--- Stored data entries ---
◇ ◇ ◇ ◇ ◇ ◇ ◇
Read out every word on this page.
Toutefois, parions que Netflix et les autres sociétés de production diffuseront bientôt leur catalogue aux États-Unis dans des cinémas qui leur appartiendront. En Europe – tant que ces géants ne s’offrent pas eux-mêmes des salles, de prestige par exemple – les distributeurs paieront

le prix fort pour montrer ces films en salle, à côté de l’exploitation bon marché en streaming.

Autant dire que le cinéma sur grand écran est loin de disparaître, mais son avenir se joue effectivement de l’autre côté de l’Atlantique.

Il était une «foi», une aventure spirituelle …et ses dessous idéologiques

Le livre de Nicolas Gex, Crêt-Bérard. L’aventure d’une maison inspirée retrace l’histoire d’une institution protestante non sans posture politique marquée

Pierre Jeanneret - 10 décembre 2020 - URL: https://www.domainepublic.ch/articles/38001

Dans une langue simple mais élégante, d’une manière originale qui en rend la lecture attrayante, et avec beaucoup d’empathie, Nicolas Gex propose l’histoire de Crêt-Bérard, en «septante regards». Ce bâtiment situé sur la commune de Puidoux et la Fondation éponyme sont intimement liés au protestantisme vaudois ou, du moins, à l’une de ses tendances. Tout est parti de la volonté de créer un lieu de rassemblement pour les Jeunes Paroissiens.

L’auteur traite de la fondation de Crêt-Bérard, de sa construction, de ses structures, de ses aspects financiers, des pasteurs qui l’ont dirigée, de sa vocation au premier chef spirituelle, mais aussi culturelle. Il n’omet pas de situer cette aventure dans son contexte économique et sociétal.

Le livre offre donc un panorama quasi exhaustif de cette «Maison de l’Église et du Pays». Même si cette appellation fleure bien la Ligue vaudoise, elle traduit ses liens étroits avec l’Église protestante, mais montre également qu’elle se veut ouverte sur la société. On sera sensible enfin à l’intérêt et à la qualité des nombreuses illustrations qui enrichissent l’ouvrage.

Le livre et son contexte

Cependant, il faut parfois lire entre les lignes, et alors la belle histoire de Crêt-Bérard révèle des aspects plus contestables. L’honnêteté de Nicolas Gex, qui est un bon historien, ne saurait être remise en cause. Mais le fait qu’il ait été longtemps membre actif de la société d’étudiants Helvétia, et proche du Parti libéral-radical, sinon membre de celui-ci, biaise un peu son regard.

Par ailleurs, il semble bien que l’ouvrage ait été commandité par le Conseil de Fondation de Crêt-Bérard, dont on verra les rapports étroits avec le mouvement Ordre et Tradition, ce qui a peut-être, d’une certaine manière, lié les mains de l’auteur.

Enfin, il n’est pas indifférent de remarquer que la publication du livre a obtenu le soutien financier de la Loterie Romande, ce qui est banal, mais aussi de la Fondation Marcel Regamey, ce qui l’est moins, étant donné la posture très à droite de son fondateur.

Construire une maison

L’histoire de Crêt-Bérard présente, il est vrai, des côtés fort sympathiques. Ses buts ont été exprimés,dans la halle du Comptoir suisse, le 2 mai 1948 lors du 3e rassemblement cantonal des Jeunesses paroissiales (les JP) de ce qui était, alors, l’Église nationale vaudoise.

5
◇ ◇ ◇ ◇ ◇ ◇ ◇
Each entry above needs to be retyped exactly.

--- Exercise answer ---
Read out every word on this page.
Toutefois, parions que Netflix et les autres sociétés de production diffuseront bientôt leur catalogue aux États-Unis dans des cinémas qui leur appartiendront. En Europe – tant que ces géants ne s’offrent pas eux-mêmes des salles, de prestige par exemple – les distributeurs paieront

le prix fort pour montrer ces films en salle, à côté de l’exploitation bon marché en streaming.

Autant dire que le cinéma sur grand écran est loin de disparaître, mais son avenir se joue effectivement de l’autre côté de l’Atlantique.

Il était une «foi», une aventure spirituelle …et ses dessous idéologiques

Le livre de Nicolas Gex, Crêt-Bérard. L’aventure d’une maison inspirée retrace l’histoire d’une institution protestante non sans posture politique marquée

Pierre Jeanneret - 10 décembre 2020 - URL: https://www.domainepublic.ch/articles/38001

Dans une langue simple mais élégante, d’une manière originale qui en rend la lecture attrayante, et avec beaucoup d’empathie, Nicolas Gex propose l’histoire de Crêt-Bérard, en «septante regards». Ce bâtiment situé sur la commune de Puidoux et la Fondation éponyme sont intimement liés au protestantisme vaudois ou, du moins, à l’une de ses tendances. Tout est parti de la volonté de créer un lieu de rassemblement pour les Jeunes Paroissiens.

L’auteur traite de la fondation de Crêt-Bérard, de sa construction, de ses structures, de ses aspects financiers, des pasteurs qui l’ont dirigée, de sa vocation au premier chef spirituelle, mais aussi culturelle. Il n’omet pas de situer cette aventure dans son contexte économique et sociétal.

Le livre offre donc un panorama quasi exhaustif de cette «Maison de l’Église et du Pays». Même si cette appellation fleure bien la Ligue vaudoise, elle traduit ses liens étroits avec l’Église protestante, mais montre également qu’elle se veut ouverte sur la société. On sera sensible enfin à l’intérêt et à la qualité des nombreuses illustrations qui enrichissent l’ouvrage.

Le livre et son contexte

Cependant, il faut parfois lire entre les lignes, et alors la belle histoire de Crêt-Bérard révèle des aspects plus contestables. L’honnêteté de Nicolas Gex, qui est un bon historien, ne saurait être remise en cause. Mais le fait qu’il ait été longtemps membre actif de la société d’étudiants Helvétia, et proche du Parti libéral-radical, sinon membre de celui-ci, biaise un peu son regard.

Par ailleurs, il semble bien que l’ouvrage ait été commandité par le Conseil de Fondation de Crêt-Bérard, dont on verra les rapports étroits avec le mouvement Ordre et Tradition, ce qui a peut-être, d’une certaine manière, lié les mains de l’auteur.

Enfin, il n’est pas indifférent de remarquer que la publication du livre a obtenu le soutien financier de la Loterie Romande, ce qui est banal, mais aussi de la Fondation Marcel Regamey, ce qui l’est moins, étant donné la posture très à droite de son fondateur.

Construire une maison

L’histoire de Crêt-Bérard présente, il est vrai, des côtés fort sympathiques. Ses buts ont été exprimés,dans la halle du Comptoir suisse, le 2 mai 1948 lors du 3e rassemblement cantonal des Jeunesses paroissiales (les JP) de ce qui était, alors, l’Église nationale vaudoise.

5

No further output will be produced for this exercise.